* [WHAT TO WORK ON]
What is needed here is an exact copy of every entry.

* [RECORDS TO USE]
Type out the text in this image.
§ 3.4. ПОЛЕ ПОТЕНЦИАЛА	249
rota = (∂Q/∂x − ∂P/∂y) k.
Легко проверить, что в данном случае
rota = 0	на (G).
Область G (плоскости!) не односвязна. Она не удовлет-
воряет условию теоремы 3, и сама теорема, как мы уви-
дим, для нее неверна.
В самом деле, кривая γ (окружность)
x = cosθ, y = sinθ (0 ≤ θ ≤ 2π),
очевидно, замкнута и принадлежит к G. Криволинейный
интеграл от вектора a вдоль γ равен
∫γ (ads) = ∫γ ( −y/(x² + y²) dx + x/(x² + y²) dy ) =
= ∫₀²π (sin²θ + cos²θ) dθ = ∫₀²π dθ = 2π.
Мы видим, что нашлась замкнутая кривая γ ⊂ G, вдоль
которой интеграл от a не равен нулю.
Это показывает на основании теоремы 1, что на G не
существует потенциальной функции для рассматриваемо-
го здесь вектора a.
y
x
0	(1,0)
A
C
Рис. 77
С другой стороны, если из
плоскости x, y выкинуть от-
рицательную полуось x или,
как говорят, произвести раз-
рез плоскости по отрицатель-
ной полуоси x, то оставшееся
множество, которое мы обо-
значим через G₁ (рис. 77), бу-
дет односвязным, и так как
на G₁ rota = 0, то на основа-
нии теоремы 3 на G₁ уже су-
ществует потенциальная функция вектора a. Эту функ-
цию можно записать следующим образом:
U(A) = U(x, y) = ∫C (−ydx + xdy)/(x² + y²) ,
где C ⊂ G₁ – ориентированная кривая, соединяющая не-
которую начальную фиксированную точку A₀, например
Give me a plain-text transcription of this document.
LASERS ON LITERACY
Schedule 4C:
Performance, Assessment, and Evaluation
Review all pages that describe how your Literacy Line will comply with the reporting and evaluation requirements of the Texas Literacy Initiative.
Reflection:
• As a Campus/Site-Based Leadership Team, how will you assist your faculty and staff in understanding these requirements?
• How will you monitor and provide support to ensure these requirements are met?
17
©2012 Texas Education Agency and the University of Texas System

* [SOLUTION]
Type out the text in this image.
§ 3.4. ПОЛЕ ПОТЕНЦИАЛА	249
rota = (∂Q/∂x − ∂P/∂y) k.
Легко проверить, что в данном случае
rota = 0	на (G).
Область G (плоскости!) не односвязна. Она не удовлет-
воряет условию теоремы 3, и сама теорема, как мы уви-
дим, для нее неверна.
В самом деле, кривая γ (окружность)
x = cosθ, y = sinθ (0 ≤ θ ≤ 2π),
очевидно, замкнута и принадлежит к G. Криволинейный
интеграл от вектора a вдоль γ равен
∫γ (ads) = ∫γ ( −y/(x² + y²) dx + x/(x² + y²) dy ) =
= ∫₀²π (sin²θ + cos²θ) dθ = ∫₀²π dθ = 2π.
Мы видим, что нашлась замкнутая кривая γ ⊂ G, вдоль
которой интеграл от a не равен нулю.
Это показывает на основании теоремы 1, что на G не
существует потенциальной функции для рассматриваемо-
го здесь вектора a.
y
x
0	(1,0)
A
C
Рис. 77
С другой стороны, если из
плоскости x, y выкинуть от-
рицательную полуось x или,
как говорят, произвести раз-
рез плоскости по отрицатель-
ной полуоси x, то оставшееся
множество, которое мы обо-
значим через G₁ (рис. 77), бу-
дет односвязным, и так как
на G₁ rota = 0, то на основа-
нии теоремы 3 на G₁ уже су-
ществует потенциальная функция вектора a. Эту функ-
цию можно записать следующим образом:
U(A) = U(x, y) = ∫C (−ydx + xdy)/(x² + y²) ,
где C ⊂ G₁ – ориентированная кривая, соединяющая не-
которую начальную фиксированную точку A₀, например
Give me a plain-text transcription of this document.
LASERS ON LITERACY
Schedule 4C:
Performance, Assessment, and Evaluation
Review all pages that describe how your Literacy Line will comply with the reporting and evaluation requirements of the Texas Literacy Initiative.
Reflection:
• As a Campus/Site-Based Leadership Team, how will you assist your faculty and staff in understanding these requirements?
• How will you monitor and provide support to ensure these requirements are met?
17
©2012 Texas Education Agency and the University of Texas System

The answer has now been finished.